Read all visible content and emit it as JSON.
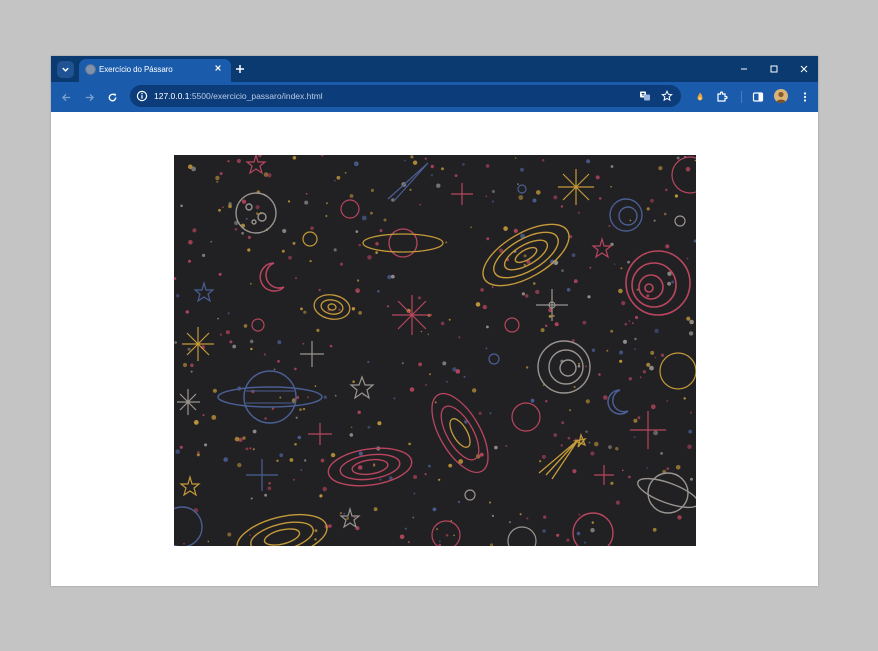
{
  "browser": {
    "tab_title": "Exercício do Pássaro",
    "url_host": "127.0.0.1",
    "url_path": ":5500/exercicio_passaro/index.html"
  },
  "page": {
    "image_alt": "Fundo de espaço com planetas, estrelas e galáxias"
  },
  "colors": {
    "tabstrip": "#0a3a70",
    "toolbar": "#1a5cab",
    "omnibox": "#0c3c7a",
    "page_background": "#ffffff",
    "image_background": "#212022"
  }
}
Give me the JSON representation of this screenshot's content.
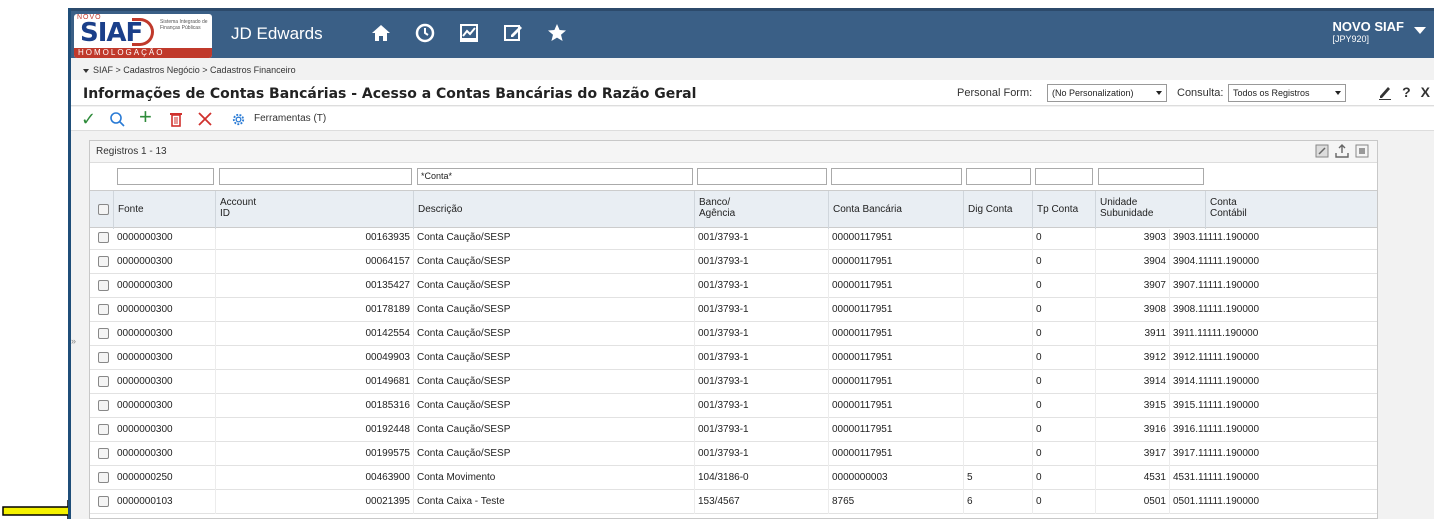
{
  "header": {
    "logo_novo": "NOVO",
    "logo_siaf": "SIAF",
    "logo_sub": "Sistema Integrado de Finanças Públicas",
    "logo_homolog": "HOMOLOGAÇÃO",
    "app_name": "JD Edwards",
    "user_name": "NOVO SIAF",
    "user_env": "[JPY920]",
    "icons": [
      "home-icon",
      "clock-icon",
      "chart-icon",
      "edit-icon",
      "star-icon"
    ]
  },
  "breadcrumb": "SIAF  >  Cadastros Negócio  >  Cadastros Financeiro",
  "form": {
    "title": "Informações de Contas Bancárias - Acesso a Contas Bancárias do Razão Geral",
    "personal_form_label": "Personal Form:",
    "personal_form_value": "(No Personalization)",
    "consulta_label": "Consulta:",
    "consulta_value": "Todos os Registros",
    "close_label": "X",
    "help_label": "?"
  },
  "toolbar": {
    "ferramentas_label": "Ferramentas (T)"
  },
  "grid": {
    "records_label": "Registros 1 - 13",
    "filter_conta": "*Conta*",
    "columns": [
      {
        "l1": "Fonte",
        "l2": ""
      },
      {
        "l1": "Account",
        "l2": "ID"
      },
      {
        "l1": "Descrição",
        "l2": ""
      },
      {
        "l1": "Banco/",
        "l2": "Agência"
      },
      {
        "l1": "Conta Bancária",
        "l2": ""
      },
      {
        "l1": "Dig Conta",
        "l2": ""
      },
      {
        "l1": "Tp Conta",
        "l2": ""
      },
      {
        "l1": "Unidade",
        "l2": "Subunidade"
      },
      {
        "l1": "Conta",
        "l2": "Contábil"
      }
    ],
    "rows": [
      {
        "fonte": "0000000300",
        "account": "00163935",
        "desc": "Conta Caução/SESP",
        "banco": "001/3793-1",
        "conta": "00000117951",
        "dig": "",
        "tp": "0",
        "unidade": "3903",
        "contabil": "3903.11111.190000"
      },
      {
        "fonte": "0000000300",
        "account": "00064157",
        "desc": "Conta Caução/SESP",
        "banco": "001/3793-1",
        "conta": "00000117951",
        "dig": "",
        "tp": "0",
        "unidade": "3904",
        "contabil": "3904.11111.190000"
      },
      {
        "fonte": "0000000300",
        "account": "00135427",
        "desc": "Conta Caução/SESP",
        "banco": "001/3793-1",
        "conta": "00000117951",
        "dig": "",
        "tp": "0",
        "unidade": "3907",
        "contabil": "3907.11111.190000"
      },
      {
        "fonte": "0000000300",
        "account": "00178189",
        "desc": "Conta Caução/SESP",
        "banco": "001/3793-1",
        "conta": "00000117951",
        "dig": "",
        "tp": "0",
        "unidade": "3908",
        "contabil": "3908.11111.190000"
      },
      {
        "fonte": "0000000300",
        "account": "00142554",
        "desc": "Conta Caução/SESP",
        "banco": "001/3793-1",
        "conta": "00000117951",
        "dig": "",
        "tp": "0",
        "unidade": "3911",
        "contabil": "3911.11111.190000"
      },
      {
        "fonte": "0000000300",
        "account": "00049903",
        "desc": "Conta Caução/SESP",
        "banco": "001/3793-1",
        "conta": "00000117951",
        "dig": "",
        "tp": "0",
        "unidade": "3912",
        "contabil": "3912.11111.190000"
      },
      {
        "fonte": "0000000300",
        "account": "00149681",
        "desc": "Conta Caução/SESP",
        "banco": "001/3793-1",
        "conta": "00000117951",
        "dig": "",
        "tp": "0",
        "unidade": "3914",
        "contabil": "3914.11111.190000"
      },
      {
        "fonte": "0000000300",
        "account": "00185316",
        "desc": "Conta Caução/SESP",
        "banco": "001/3793-1",
        "conta": "00000117951",
        "dig": "",
        "tp": "0",
        "unidade": "3915",
        "contabil": "3915.11111.190000"
      },
      {
        "fonte": "0000000300",
        "account": "00192448",
        "desc": "Conta Caução/SESP",
        "banco": "001/3793-1",
        "conta": "00000117951",
        "dig": "",
        "tp": "0",
        "unidade": "3916",
        "contabil": "3916.11111.190000"
      },
      {
        "fonte": "0000000300",
        "account": "00199575",
        "desc": "Conta Caução/SESP",
        "banco": "001/3793-1",
        "conta": "00000117951",
        "dig": "",
        "tp": "0",
        "unidade": "3917",
        "contabil": "3917.11111.190000"
      },
      {
        "fonte": "0000000250",
        "account": "00463900",
        "desc": "Conta Movimento",
        "banco": "104/3186-0",
        "conta": "0000000003",
        "dig": "5",
        "tp": "0",
        "unidade": "4531",
        "contabil": "4531.11111.190000"
      },
      {
        "fonte": "0000000103",
        "account": "00021395",
        "desc": "Conta Caixa - Teste",
        "banco": "153/4567",
        "conta": "8765",
        "dig": "6",
        "tp": "0",
        "unidade": "0501",
        "contabil": "0501.11111.190000"
      }
    ]
  },
  "colors": {
    "header_bg": "#3a5f86",
    "accent_green": "#2e8b3a",
    "accent_red": "#d0312d",
    "accent_blue": "#2a7bd5",
    "annotation_arrow": "#f5f200"
  }
}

- Description of the task: Without including any pictures, print each record exactly.

- Worked answer:
Read all visible content and emit it as JSON.
{
  "browser": {
    "tab_title": "Exercício do Pássaro",
    "url_host": "127.0.0.1",
    "url_path": ":5500/exercicio_passaro/index.html"
  },
  "page": {
    "image_alt": "Fundo de espaço com planetas, estrelas e galáxias"
  },
  "colors": {
    "tabstrip": "#0a3a70",
    "toolbar": "#1a5cab",
    "omnibox": "#0c3c7a",
    "page_background": "#ffffff",
    "image_background": "#212022"
  }
}
Give me the JSON representation of this screenshot's content.
{
  "header": {
    "logo_novo": "NOVO",
    "logo_siaf": "SIAF",
    "logo_sub": "Sistema Integrado de Finanças Públicas",
    "logo_homolog": "HOMOLOGAÇÃO",
    "app_name": "JD Edwards",
    "user_name": "NOVO SIAF",
    "user_env": "[JPY920]",
    "icons": [
      "home-icon",
      "clock-icon",
      "chart-icon",
      "edit-icon",
      "star-icon"
    ]
  },
  "breadcrumb": "SIAF  >  Cadastros Negócio  >  Cadastros Financeiro",
  "form": {
    "title": "Informações de Contas Bancárias - Acesso a Contas Bancárias do Razão Geral",
    "personal_form_label": "Personal Form:",
    "personal_form_value": "(No Personalization)",
    "consulta_label": "Consulta:",
    "consulta_value": "Todos os Registros",
    "close_label": "X",
    "help_label": "?"
  },
  "toolbar": {
    "ferramentas_label": "Ferramentas (T)"
  },
  "grid": {
    "records_label": "Registros 1 - 13",
    "filter_conta": "*Conta*",
    "columns": [
      {
        "l1": "Fonte",
        "l2": ""
      },
      {
        "l1": "Account",
        "l2": "ID"
      },
      {
        "l1": "Descrição",
        "l2": ""
      },
      {
        "l1": "Banco/",
        "l2": "Agência"
      },
      {
        "l1": "Conta Bancária",
        "l2": ""
      },
      {
        "l1": "Dig Conta",
        "l2": ""
      },
      {
        "l1": "Tp Conta",
        "l2": ""
      },
      {
        "l1": "Unidade",
        "l2": "Subunidade"
      },
      {
        "l1": "Conta",
        "l2": "Contábil"
      }
    ],
    "rows": [
      {
        "fonte": "0000000300",
        "account": "00163935",
        "desc": "Conta Caução/SESP",
        "banco": "001/3793-1",
        "conta": "00000117951",
        "dig": "",
        "tp": "0",
        "unidade": "3903",
        "contabil": "3903.11111.190000"
      },
      {
        "fonte": "0000000300",
        "account": "00064157",
        "desc": "Conta Caução/SESP",
        "banco": "001/3793-1",
        "conta": "00000117951",
        "dig": "",
        "tp": "0",
        "unidade": "3904",
        "contabil": "3904.11111.190000"
      },
      {
        "fonte": "0000000300",
        "account": "00135427",
        "desc": "Conta Caução/SESP",
        "banco": "001/3793-1",
        "conta": "00000117951",
        "dig": "",
        "tp": "0",
        "unidade": "3907",
        "contabil": "3907.11111.190000"
      },
      {
        "fonte": "0000000300",
        "account": "00178189",
        "desc": "Conta Caução/SESP",
        "banco": "001/3793-1",
        "conta": "00000117951",
        "dig": "",
        "tp": "0",
        "unidade": "3908",
        "contabil": "3908.11111.190000"
      },
      {
        "fonte": "0000000300",
        "account": "00142554",
        "desc": "Conta Caução/SESP",
        "banco": "001/3793-1",
        "conta": "00000117951",
        "dig": "",
        "tp": "0",
        "unidade": "3911",
        "contabil": "3911.11111.190000"
      },
      {
        "fonte": "0000000300",
        "account": "00049903",
        "desc": "Conta Caução/SESP",
        "banco": "001/3793-1",
        "conta": "00000117951",
        "dig": "",
        "tp": "0",
        "unidade": "3912",
        "contabil": "3912.11111.190000"
      },
      {
        "fonte": "0000000300",
        "account": "00149681",
        "desc": "Conta Caução/SESP",
        "banco": "001/3793-1",
        "conta": "00000117951",
        "dig": "",
        "tp": "0",
        "unidade": "3914",
        "contabil": "3914.11111.190000"
      },
      {
        "fonte": "0000000300",
        "account": "00185316",
        "desc": "Conta Caução/SESP",
        "banco": "001/3793-1",
        "conta": "00000117951",
        "dig": "",
        "tp": "0",
        "unidade": "3915",
        "contabil": "3915.11111.190000"
      },
      {
        "fonte": "0000000300",
        "account": "00192448",
        "desc": "Conta Caução/SESP",
        "banco": "001/3793-1",
        "conta": "00000117951",
        "dig": "",
        "tp": "0",
        "unidade": "3916",
        "contabil": "3916.11111.190000"
      },
      {
        "fonte": "0000000300",
        "account": "00199575",
        "desc": "Conta Caução/SESP",
        "banco": "001/3793-1",
        "conta": "00000117951",
        "dig": "",
        "tp": "0",
        "unidade": "3917",
        "contabil": "3917.11111.190000"
      },
      {
        "fonte": "0000000250",
        "account": "00463900",
        "desc": "Conta Movimento",
        "banco": "104/3186-0",
        "conta": "0000000003",
        "dig": "5",
        "tp": "0",
        "unidade": "4531",
        "contabil": "4531.11111.190000"
      },
      {
        "fonte": "0000000103",
        "account": "00021395",
        "desc": "Conta Caixa - Teste",
        "banco": "153/4567",
        "conta": "8765",
        "dig": "6",
        "tp": "0",
        "unidade": "0501",
        "contabil": "0501.11111.190000"
      }
    ]
  },
  "colors": {
    "header_bg": "#3a5f86",
    "accent_green": "#2e8b3a",
    "accent_red": "#d0312d",
    "accent_blue": "#2a7bd5",
    "annotation_arrow": "#f5f200"
  }
}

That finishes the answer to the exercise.